§ 設問
1. API開発の注意点を扱った抜粋のうち、「APIを使った開発を行うときに気をつけるべきこと」から「態になる場合も多々あります。」までをすべて一字一句違えずに書き写してください。
2. API利用時の注意点を述べた文章を、最後の文に続けて書き進めてください。

§ 抜粋

APIを使った開発を行うときに気をつけるべきこと

今回はAPIを利用する側の視点で見ていたいと思います。APIを使わずに構築されることの方が減っている現在、特有の注意点があるとすれば何でしょうか。

削除系の取り扱い

APIではその命令を実行すればそのまま処理されます。コンピュータ上で自動処理される場合、あっと思った瞬間にはすべて処理が終わってしまっている可能性がありますので。データの参照、追加処理についてはさほど大きな問題にはなりませんが、更新や削除処理については十分に注意して開発すると必要があります。

間違って不用意なデータの更新、削除を行わせないためには権限管理が欠かせないでしょう。また、バックアップが取れるAPIが提供されているものを利用する方が良いでしょう。

課金体系

海外のAPIでは実行回数によって従量課金されるものもあります。これらは利用するコードのミスによっては膨大な課金になる可能性があります。十分に注意した上で設計しなければなりません。課金アラートがあるサービスもありますが、開発者がミスに気付かないと丸一日課金され続けたといった事態になる場合も多々あります。

§ 記録データ
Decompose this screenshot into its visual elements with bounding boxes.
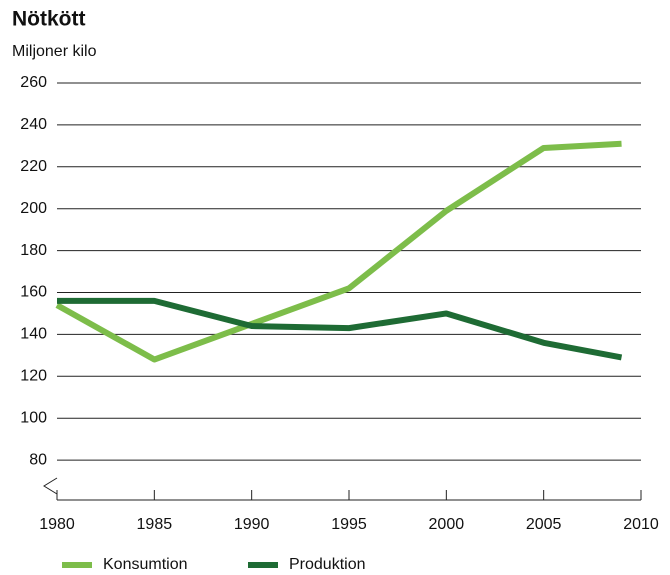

§ 解答一覧
1.
APIを使った開発を行うときに気をつけるべきこと

今回はAPIを利用する側の視点で見ていたいと思います。APIを使わずに構築されることの方が減っている現在、特有の注意点があるとすれば何でしょうか。

削除系の取り扱い

APIではその命令を実行すればそのまま処理されます。コンピュータ上で自動処理される場合、あっと思った瞬間にはすべて処理が終わってしまっている可能性がありますので。データの参照、追加処理についてはさほど大きな問題にはなりませんが、更新や削除処理については十分に注意して開発すると必要があります。

間違って不用意なデータの更新、削除を行わせないためには権限管理が欠かせないでしょう。また、バックアップが取れるAPIが提供されているものを利用する方が良いでしょう。

課金体系

海外のAPIでは実行回数によって従量課金されるものもあります。これらは利用するコードのミスによっては膨大な課金になる可能性があります。十分に注意した上で設計しなければなりません。課金アラートがあるサービスもありますが、開発者がミスに気付かないと丸一日課金され続けたといった事態になる場合も多々あります。

2.
運用時の見積もりが取りづらい場合はデータ量やアクセス数などで試算してみる必要があります。一回あたりの処理は安くともAPI経由の場合は一気にアクセスが行われるため予想以上に高くなることもあります。

トランザクションが難しい

APIはアクセスごとに処理が行われます。そのため一般的なシステムでいうところのトランザクション処理が難しいのが問題視されます。トランザクションが必要なほど複雑な処理を実行しているのが問題なので、システム全体をシンプルに設計し直す必要があります。

また、どうしようもない場合はAPI提供元に相談してみるのも良いかもしれません。それによって新しいAPIを用意してもらえる可能性があります。ただしいずれの場合においてもトランザクションのサポートは難しいと考えておくべきで、ない前提でシステムを構築する必要があります。

システムダウン、メンテナンス時の対応

従来のアプリケーションサーバ、データベースサーバの組み合わせの場合、どちらかをメンテナンスする際にはもう片方は止めておくものでした。しかしAPI経由の場合はそういった意思疎通は困難と言えます。24時間365日、何の問題もなく提供され続けるシステムは存在しないと考えないといけません。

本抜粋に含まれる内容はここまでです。